**** Provided data

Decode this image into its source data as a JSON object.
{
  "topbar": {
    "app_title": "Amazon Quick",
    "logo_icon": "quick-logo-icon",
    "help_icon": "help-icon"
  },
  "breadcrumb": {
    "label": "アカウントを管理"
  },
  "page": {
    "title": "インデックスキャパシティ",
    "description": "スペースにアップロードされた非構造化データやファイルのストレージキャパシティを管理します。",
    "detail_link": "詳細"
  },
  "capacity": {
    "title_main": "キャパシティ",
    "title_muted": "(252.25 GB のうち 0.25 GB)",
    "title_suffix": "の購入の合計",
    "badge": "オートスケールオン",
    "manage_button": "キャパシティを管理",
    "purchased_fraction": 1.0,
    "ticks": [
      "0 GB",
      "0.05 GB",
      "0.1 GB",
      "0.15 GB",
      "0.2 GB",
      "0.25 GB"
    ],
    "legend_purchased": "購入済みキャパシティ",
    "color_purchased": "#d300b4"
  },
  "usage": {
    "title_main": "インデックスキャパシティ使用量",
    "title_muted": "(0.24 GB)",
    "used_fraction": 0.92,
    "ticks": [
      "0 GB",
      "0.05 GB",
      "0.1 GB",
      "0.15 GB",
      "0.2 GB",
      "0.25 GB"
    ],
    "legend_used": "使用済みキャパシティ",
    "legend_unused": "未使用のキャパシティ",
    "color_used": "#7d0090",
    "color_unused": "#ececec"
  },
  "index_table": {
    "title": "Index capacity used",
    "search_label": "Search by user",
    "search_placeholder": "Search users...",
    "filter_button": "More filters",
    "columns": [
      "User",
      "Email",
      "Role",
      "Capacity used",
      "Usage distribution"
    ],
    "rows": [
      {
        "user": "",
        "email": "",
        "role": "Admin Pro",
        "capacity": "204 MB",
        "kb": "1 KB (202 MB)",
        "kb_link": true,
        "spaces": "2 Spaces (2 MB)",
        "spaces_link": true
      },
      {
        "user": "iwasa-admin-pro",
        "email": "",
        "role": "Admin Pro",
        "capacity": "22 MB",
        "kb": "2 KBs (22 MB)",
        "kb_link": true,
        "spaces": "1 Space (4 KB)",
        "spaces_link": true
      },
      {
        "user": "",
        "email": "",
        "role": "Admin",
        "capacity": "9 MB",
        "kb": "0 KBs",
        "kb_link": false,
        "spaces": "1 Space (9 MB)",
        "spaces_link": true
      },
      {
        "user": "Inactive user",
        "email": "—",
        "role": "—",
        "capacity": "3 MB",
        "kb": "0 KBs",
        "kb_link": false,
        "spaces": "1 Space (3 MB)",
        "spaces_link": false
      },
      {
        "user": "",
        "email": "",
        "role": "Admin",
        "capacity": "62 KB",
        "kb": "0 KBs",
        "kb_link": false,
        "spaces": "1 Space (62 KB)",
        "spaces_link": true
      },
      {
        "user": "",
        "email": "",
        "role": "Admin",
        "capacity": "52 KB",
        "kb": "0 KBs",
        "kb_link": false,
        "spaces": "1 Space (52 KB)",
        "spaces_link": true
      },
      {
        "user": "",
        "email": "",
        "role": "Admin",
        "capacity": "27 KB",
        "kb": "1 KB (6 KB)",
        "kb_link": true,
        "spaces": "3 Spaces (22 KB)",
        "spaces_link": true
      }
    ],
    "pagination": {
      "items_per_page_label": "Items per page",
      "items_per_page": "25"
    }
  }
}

********

Copy all of the data exactly.

Decode this image into its source data as a JSON object.
{
  "topbar": {
    "app_title": "Amazon Quick",
    "logo_icon": "quick-logo-icon",
    "help_icon": "help-icon"
  },
  "breadcrumb": {
    "label": "アカウントを管理"
  },
  "page": {
    "title": "インデックスキャパシティ",
    "description": "スペースにアップロードされた非構造化データやファイルのストレージキャパシティを管理します。",
    "detail_link": "詳細"
  },
  "capacity": {
    "title_main": "キャパシティ",
    "title_muted": "(252.25 GB のうち 0.25 GB)",
    "title_suffix": "の購入の合計",
    "badge": "オートスケールオン",
    "manage_button": "キャパシティを管理",
    "purchased_fraction": 1.0,
    "ticks": [
      "0 GB",
      "0.05 GB",
      "0.1 GB",
      "0.15 GB",
      "0.2 GB",
      "0.25 GB"
    ],
    "legend_purchased": "購入済みキャパシティ",
    "color_purchased": "#d300b4"
  },
  "usage": {
    "title_main": "インデックスキャパシティ使用量",
    "title_muted": "(0.24 GB)",
    "used_fraction": 0.92,
    "ticks": [
      "0 GB",
      "0.05 GB",
      "0.1 GB",
      "0.15 GB",
      "0.2 GB",
      "0.25 GB"
    ],
    "legend_used": "使用済みキャパシティ",
    "legend_unused": "未使用のキャパシティ",
    "color_used": "#7d0090",
    "color_unused": "#ececec"
  },
  "index_table": {
    "title": "Index capacity used",
    "search_label": "Search by user",
    "search_placeholder": "Search users...",
    "filter_button": "More filters",
    "columns": [
      "User",
      "Email",
      "Role",
      "Capacity used",
      "Usage distribution"
    ],
    "rows": [
      {
        "user": "",
        "email": "",
        "role": "Admin Pro",
        "capacity": "204 MB",
        "kb": "1 KB (202 MB)",
        "kb_link": true,
        "spaces": "2 Spaces (2 MB)",
        "spaces_link": true
      },
      {
        "user": "iwasa-admin-pro",
        "email": "",
        "role": "Admin Pro",
        "capacity": "22 MB",
        "kb": "2 KBs (22 MB)",
        "kb_link": true,
        "spaces": "1 Space (4 KB)",
        "spaces_link": true
      },
      {
        "user": "",
        "email": "",
        "role": "Admin",
        "capacity": "9 MB",
        "kb": "0 KBs",
        "kb_link": false,
        "spaces": "1 Space (9 MB)",
        "spaces_link": true
      },
      {
        "user": "Inactive user",
        "email": "—",
        "role": "—",
        "capacity": "3 MB",
        "kb": "0 KBs",
        "kb_link": false,
        "spaces": "1 Space (3 MB)",
        "spaces_link": false
      },
      {
        "user": "",
        "email": "",
        "role": "Admin",
        "capacity": "62 KB",
        "kb": "0 KBs",
        "kb_link": false,
        "spaces": "1 Space (62 KB)",
        "spaces_link": true
      },
      {
        "user": "",
        "email": "",
        "role": "Admin",
        "capacity": "52 KB",
        "kb": "0 KBs",
        "kb_link": false,
        "spaces": "1 Space (52 KB)",
        "spaces_link": true
      },
      {
        "user": "",
        "email": "",
        "role": "Admin",
        "capacity": "27 KB",
        "kb": "1 KB (6 KB)",
        "kb_link": true,
        "spaces": "3 Spaces (22 KB)",
        "spaces_link": true
      }
    ],
    "pagination": {
      "items_per_page_label": "Items per page",
      "items_per_page": "25"
    }
  }
}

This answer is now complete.